> [STATED EXERCISE] Tally the lines containing the word "Security" and give the total alone.

> [SOURCE DATA]
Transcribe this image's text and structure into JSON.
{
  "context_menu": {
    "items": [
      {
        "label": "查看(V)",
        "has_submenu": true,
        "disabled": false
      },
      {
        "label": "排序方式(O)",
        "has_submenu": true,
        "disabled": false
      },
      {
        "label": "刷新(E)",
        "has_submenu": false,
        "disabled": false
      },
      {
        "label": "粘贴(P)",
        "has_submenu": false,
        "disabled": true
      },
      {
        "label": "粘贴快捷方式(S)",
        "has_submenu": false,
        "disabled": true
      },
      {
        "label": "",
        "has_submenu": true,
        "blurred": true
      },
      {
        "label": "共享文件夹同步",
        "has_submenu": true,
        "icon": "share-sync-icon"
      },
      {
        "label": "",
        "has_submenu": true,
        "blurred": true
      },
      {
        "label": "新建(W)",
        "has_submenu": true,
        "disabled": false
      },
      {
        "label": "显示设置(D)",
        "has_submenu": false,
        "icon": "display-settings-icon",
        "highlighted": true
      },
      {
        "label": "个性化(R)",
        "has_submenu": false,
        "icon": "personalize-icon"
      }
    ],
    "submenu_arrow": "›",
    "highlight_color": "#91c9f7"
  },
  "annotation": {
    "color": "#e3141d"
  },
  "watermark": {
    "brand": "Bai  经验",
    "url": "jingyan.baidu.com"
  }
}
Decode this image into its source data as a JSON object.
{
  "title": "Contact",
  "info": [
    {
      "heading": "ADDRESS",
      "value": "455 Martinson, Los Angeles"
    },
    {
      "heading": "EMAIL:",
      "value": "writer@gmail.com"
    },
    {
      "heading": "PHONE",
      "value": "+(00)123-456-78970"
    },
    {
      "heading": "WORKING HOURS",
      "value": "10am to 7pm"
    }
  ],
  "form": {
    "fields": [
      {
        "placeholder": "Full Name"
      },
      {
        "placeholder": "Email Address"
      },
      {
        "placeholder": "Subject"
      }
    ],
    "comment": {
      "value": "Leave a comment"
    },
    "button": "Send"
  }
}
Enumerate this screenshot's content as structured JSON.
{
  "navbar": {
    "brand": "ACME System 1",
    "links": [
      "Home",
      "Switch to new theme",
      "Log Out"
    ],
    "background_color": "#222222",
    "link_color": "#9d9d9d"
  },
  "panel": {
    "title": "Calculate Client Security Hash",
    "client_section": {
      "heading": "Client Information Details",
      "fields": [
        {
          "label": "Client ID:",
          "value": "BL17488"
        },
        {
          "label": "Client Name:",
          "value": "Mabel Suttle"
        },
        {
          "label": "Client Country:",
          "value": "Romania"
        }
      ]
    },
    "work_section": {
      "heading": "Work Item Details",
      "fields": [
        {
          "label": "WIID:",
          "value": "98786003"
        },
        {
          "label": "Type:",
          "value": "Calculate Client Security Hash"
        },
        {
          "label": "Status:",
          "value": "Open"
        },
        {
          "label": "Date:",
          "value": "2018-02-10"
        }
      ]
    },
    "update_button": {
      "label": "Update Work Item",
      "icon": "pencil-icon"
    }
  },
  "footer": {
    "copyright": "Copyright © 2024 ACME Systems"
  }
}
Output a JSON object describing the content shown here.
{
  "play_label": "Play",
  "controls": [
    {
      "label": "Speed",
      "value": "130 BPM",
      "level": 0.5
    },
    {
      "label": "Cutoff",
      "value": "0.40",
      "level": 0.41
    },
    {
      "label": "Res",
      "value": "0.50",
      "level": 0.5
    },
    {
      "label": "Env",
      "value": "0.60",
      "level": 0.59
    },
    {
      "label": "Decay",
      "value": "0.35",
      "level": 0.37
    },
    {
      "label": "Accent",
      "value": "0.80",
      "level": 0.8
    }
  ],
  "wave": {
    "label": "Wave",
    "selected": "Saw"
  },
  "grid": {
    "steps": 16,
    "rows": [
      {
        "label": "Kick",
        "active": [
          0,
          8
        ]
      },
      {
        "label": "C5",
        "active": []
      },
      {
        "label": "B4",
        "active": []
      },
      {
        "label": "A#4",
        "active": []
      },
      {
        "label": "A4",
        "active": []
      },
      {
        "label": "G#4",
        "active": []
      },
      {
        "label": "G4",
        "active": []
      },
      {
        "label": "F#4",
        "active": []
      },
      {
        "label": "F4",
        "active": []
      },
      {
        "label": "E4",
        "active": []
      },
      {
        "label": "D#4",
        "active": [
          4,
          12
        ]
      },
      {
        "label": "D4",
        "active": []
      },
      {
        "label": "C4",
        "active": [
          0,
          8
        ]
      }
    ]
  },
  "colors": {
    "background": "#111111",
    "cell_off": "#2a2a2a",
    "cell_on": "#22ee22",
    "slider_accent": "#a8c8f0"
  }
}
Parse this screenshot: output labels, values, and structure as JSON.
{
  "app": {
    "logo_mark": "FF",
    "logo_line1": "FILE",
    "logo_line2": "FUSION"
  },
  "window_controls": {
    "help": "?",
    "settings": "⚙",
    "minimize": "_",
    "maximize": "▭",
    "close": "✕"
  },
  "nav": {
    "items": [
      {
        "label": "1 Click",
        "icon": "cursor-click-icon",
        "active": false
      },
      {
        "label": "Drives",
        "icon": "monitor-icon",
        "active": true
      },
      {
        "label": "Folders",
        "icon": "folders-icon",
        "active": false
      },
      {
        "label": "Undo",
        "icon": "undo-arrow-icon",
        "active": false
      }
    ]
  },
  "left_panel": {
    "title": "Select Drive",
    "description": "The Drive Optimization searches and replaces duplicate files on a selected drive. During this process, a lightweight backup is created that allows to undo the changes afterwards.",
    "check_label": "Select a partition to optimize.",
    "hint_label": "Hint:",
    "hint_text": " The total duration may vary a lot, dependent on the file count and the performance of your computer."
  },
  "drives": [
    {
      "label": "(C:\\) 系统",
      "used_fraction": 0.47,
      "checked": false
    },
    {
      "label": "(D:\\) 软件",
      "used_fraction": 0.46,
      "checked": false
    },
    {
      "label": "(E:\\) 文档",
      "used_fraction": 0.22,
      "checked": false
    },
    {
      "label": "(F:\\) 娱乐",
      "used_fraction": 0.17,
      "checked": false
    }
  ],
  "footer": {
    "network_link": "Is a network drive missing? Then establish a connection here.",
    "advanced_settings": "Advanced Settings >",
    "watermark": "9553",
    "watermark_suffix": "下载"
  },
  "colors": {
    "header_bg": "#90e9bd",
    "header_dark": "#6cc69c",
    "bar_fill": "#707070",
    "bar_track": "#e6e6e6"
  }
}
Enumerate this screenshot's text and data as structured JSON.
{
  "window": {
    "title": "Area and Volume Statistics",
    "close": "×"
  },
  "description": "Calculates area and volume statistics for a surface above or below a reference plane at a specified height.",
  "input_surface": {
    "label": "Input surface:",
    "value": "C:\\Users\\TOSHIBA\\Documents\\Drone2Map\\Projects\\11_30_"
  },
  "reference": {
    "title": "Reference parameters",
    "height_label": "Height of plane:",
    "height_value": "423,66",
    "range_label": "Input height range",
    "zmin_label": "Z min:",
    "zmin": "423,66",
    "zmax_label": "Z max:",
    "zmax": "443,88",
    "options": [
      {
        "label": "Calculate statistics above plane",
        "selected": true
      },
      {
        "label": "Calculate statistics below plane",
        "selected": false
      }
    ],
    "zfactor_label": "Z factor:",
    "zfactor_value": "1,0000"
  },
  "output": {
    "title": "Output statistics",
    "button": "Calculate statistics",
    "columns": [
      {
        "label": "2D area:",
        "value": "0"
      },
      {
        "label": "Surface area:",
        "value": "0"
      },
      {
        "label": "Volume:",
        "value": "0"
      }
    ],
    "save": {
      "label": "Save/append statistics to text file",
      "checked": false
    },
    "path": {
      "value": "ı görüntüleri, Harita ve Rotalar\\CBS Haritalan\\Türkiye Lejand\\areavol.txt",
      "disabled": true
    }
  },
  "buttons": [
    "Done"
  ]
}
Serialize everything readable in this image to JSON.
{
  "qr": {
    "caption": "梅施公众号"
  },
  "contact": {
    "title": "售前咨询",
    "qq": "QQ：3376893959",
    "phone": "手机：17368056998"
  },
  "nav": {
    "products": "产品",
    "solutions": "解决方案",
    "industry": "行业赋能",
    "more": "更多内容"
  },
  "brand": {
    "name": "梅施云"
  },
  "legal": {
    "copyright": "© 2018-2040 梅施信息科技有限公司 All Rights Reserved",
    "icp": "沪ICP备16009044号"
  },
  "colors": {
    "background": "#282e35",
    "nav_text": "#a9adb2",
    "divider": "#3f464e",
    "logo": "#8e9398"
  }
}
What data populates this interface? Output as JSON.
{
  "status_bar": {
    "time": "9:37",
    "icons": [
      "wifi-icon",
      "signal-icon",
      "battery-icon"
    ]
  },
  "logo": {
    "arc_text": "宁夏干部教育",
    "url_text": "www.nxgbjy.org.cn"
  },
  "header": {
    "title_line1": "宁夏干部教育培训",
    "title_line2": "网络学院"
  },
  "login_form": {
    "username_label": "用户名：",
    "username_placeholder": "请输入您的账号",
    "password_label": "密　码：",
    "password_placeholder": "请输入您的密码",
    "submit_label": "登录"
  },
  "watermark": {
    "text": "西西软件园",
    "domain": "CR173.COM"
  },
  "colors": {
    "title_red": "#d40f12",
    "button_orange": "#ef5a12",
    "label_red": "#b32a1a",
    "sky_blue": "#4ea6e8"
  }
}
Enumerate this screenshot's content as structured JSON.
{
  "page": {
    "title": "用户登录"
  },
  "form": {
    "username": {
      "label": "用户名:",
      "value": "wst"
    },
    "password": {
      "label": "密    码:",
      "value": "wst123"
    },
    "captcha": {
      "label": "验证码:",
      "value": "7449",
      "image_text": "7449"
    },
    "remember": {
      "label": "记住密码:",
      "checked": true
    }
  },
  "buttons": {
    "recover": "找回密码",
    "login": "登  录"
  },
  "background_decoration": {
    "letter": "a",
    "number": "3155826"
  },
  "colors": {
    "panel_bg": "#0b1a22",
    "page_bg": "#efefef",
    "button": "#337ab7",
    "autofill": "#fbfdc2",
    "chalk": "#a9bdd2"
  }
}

> [EXPECTED ANSWER] 2